Recorded data:

§

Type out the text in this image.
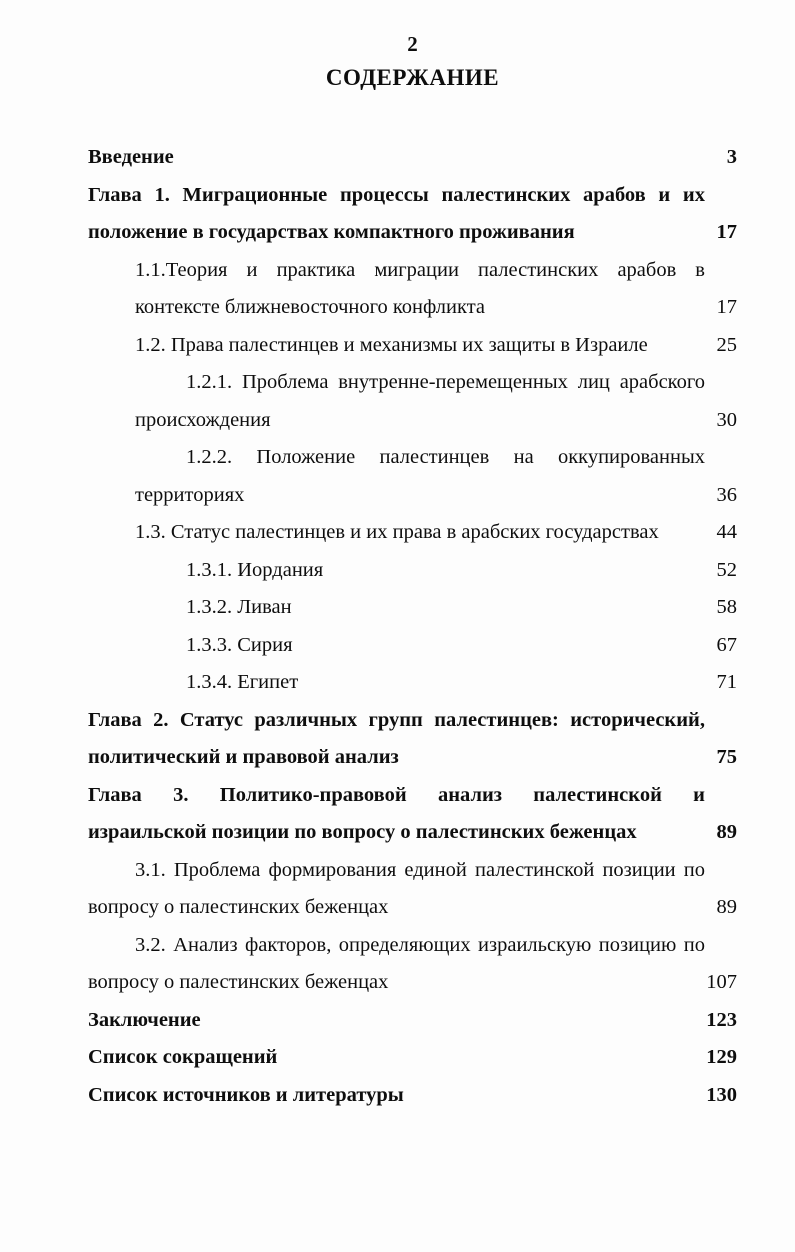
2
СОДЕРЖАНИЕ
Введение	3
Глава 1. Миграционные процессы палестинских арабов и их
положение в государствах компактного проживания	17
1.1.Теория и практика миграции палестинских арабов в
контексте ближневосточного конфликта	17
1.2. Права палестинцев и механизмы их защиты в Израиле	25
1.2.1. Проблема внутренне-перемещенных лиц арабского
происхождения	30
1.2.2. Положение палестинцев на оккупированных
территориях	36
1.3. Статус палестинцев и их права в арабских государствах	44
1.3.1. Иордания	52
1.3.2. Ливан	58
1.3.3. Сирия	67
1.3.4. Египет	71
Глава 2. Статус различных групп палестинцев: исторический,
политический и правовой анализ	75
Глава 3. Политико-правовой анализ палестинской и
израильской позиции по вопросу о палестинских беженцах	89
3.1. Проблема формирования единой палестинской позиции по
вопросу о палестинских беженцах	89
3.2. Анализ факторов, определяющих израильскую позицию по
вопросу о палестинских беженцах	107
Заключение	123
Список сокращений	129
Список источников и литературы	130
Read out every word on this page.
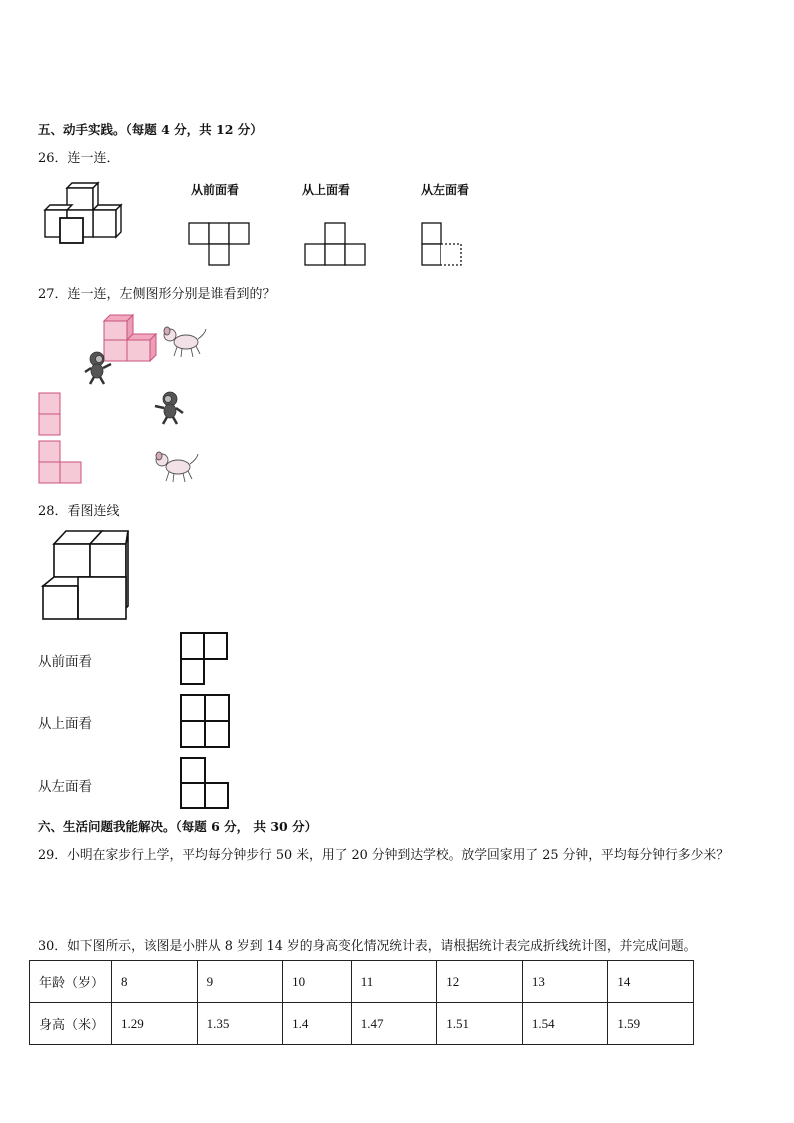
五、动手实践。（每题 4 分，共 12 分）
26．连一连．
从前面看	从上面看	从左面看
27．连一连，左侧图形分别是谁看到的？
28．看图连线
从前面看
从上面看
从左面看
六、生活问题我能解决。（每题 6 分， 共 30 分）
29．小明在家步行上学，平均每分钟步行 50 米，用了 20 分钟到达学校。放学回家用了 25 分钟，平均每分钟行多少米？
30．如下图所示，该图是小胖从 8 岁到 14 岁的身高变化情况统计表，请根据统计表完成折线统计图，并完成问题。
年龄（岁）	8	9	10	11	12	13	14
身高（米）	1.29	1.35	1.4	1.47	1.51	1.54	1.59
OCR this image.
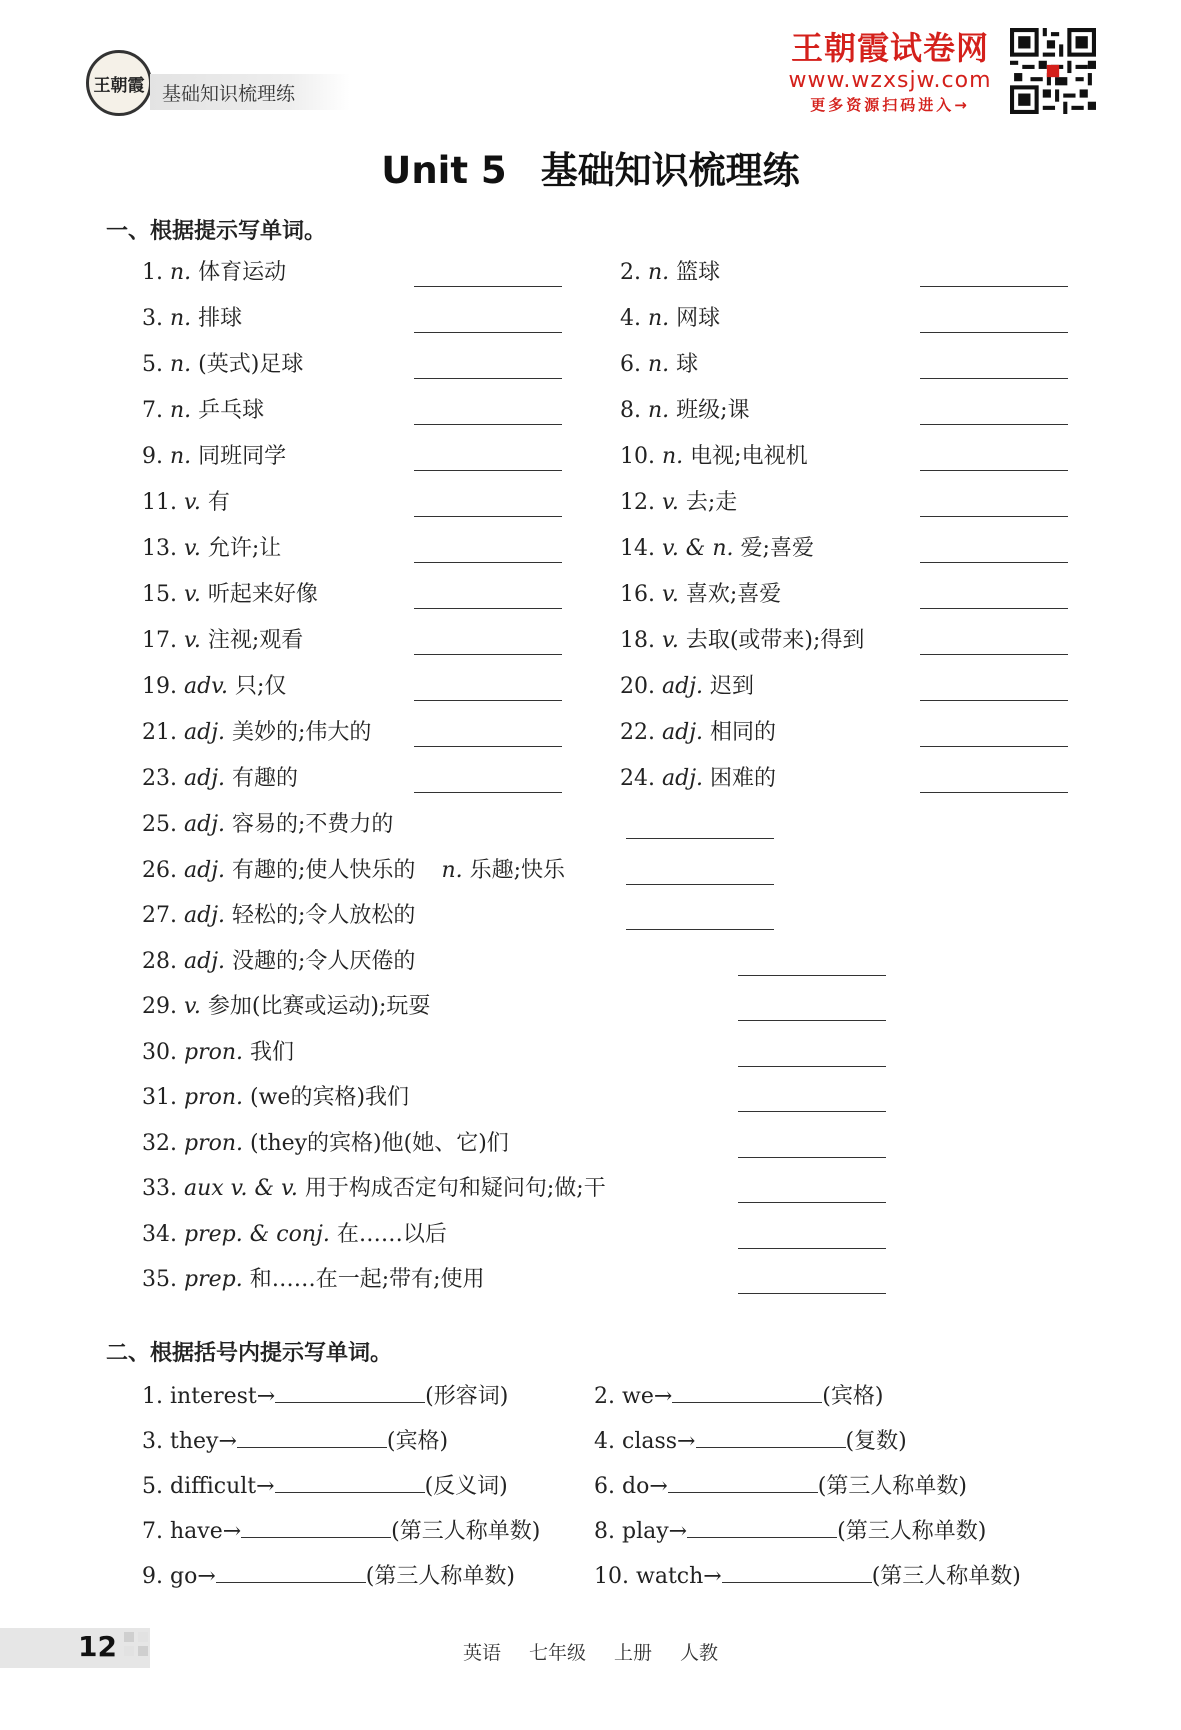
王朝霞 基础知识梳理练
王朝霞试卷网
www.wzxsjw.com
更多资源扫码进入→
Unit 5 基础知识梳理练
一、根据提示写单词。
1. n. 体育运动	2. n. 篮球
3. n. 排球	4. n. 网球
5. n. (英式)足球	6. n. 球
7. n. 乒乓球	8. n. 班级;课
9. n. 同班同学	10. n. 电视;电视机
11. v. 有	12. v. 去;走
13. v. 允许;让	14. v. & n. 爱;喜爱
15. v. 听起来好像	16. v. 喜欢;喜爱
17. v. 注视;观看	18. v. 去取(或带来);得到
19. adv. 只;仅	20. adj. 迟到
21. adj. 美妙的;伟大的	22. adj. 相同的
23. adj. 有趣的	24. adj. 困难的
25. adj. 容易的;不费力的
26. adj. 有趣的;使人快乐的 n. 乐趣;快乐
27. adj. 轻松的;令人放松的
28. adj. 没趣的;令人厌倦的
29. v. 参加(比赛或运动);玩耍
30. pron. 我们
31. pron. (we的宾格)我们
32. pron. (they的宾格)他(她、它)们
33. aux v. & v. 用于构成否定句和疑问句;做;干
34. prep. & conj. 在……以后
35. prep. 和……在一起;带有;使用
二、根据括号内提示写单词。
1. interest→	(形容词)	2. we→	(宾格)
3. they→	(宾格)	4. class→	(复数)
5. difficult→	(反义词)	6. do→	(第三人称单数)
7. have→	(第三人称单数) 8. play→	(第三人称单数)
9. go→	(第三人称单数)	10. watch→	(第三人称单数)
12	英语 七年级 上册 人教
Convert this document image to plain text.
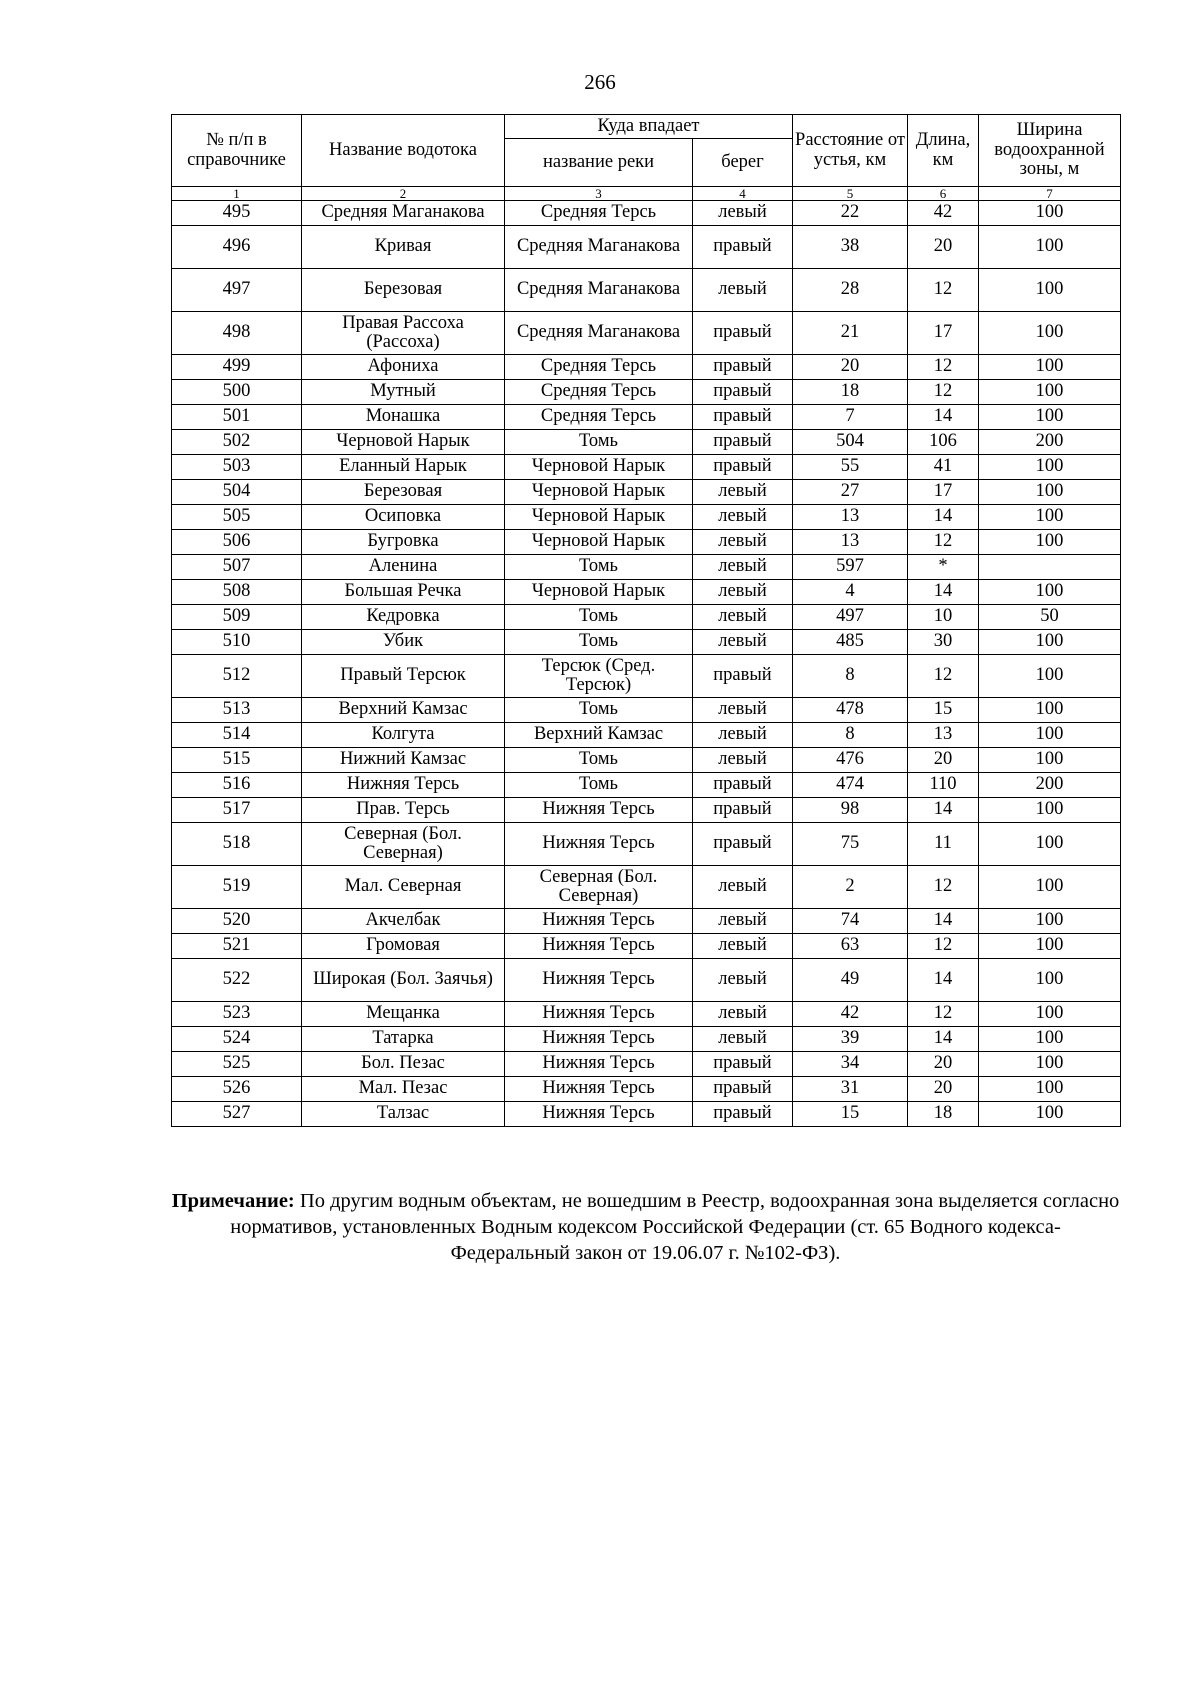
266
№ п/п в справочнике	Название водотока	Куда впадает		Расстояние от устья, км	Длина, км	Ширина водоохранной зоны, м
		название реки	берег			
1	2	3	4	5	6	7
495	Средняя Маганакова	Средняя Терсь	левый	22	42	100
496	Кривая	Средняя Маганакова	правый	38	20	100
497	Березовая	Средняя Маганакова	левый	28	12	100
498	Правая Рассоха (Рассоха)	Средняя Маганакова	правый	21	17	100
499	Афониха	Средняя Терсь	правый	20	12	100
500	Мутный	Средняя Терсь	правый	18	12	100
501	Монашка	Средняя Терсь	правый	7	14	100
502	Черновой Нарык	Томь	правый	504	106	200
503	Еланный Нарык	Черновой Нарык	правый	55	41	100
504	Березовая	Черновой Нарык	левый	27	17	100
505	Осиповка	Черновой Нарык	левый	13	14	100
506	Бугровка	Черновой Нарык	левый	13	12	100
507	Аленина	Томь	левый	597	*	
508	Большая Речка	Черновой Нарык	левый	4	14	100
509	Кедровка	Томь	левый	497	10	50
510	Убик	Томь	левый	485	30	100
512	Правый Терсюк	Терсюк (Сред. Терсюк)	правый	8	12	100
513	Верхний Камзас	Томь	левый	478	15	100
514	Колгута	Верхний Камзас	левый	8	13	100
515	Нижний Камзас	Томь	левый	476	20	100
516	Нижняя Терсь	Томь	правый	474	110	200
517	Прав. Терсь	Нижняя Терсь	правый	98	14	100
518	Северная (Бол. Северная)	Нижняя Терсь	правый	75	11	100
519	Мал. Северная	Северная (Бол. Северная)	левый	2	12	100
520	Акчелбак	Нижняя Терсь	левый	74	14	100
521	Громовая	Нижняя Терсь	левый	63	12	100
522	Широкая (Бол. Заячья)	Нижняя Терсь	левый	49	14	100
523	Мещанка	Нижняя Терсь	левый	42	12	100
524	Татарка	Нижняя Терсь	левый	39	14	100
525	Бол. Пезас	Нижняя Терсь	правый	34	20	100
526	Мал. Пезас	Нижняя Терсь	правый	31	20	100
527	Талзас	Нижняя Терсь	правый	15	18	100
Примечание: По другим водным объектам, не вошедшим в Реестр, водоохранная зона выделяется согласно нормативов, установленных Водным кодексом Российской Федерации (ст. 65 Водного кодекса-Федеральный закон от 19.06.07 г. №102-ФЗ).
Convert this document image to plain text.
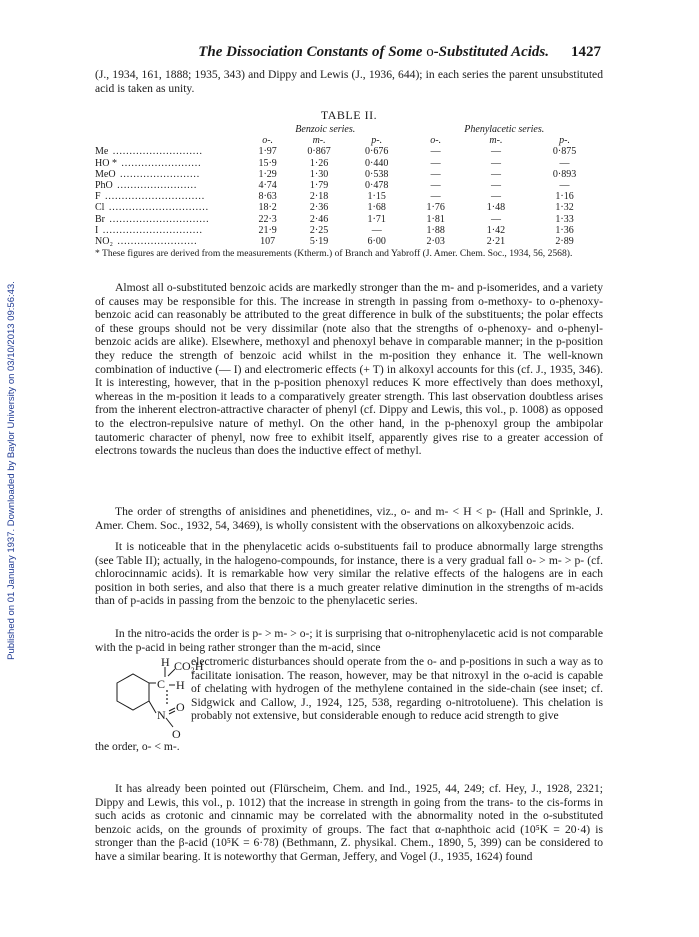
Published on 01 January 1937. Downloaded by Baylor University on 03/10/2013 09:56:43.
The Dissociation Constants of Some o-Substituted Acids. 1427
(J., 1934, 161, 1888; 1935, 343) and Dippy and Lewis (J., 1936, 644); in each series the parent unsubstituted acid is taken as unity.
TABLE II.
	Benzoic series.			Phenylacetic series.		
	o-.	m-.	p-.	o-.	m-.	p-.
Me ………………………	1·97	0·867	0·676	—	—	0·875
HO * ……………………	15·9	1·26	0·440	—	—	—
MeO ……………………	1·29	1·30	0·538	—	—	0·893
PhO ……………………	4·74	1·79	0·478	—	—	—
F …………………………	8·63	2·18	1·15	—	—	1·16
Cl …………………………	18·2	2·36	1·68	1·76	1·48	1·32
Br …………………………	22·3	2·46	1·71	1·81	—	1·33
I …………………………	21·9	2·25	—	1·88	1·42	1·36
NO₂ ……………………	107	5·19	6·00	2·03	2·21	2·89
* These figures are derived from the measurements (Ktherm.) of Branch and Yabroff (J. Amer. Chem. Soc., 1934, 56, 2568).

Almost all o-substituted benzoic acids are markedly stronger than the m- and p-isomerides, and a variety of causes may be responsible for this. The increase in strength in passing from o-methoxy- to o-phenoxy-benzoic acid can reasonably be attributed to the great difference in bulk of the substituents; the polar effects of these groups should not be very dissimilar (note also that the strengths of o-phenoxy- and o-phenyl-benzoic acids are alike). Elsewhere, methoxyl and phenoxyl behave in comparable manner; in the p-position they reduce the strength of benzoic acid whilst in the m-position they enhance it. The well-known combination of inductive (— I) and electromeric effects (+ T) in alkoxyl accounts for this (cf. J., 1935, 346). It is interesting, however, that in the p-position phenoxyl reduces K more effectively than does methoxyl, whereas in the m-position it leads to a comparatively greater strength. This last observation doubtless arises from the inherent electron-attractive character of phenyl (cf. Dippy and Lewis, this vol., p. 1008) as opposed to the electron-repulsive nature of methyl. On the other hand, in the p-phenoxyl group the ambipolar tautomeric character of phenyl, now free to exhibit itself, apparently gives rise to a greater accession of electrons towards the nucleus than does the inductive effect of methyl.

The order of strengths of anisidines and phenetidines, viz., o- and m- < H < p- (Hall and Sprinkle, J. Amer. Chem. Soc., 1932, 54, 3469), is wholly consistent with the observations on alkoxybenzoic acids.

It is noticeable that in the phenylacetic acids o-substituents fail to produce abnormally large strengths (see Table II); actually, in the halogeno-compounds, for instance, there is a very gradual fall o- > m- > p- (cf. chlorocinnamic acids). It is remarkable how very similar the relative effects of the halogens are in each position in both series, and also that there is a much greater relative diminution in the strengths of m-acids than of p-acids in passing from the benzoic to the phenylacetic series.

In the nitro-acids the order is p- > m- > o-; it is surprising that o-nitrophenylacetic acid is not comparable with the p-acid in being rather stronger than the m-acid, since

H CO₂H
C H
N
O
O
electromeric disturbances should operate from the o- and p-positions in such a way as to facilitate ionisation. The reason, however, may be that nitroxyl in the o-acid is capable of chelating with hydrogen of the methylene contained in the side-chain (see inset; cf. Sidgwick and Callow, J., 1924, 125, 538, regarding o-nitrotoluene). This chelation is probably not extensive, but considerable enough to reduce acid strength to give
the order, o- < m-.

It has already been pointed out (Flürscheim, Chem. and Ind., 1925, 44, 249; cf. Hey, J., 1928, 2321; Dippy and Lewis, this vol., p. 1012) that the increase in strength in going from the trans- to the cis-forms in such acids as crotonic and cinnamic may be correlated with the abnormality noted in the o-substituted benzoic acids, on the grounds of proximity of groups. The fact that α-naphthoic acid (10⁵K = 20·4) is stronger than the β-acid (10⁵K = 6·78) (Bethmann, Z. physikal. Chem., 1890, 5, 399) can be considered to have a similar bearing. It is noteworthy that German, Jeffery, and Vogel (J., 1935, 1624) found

§

Aim of the task:
Scan the records above for the string "беженцах", then select every line that holds it.

The answer:
израильской позиции по вопросу о палестинских беженцах	89
вопросу о палестинских беженцах	89
вопросу о палестинских беженцах	107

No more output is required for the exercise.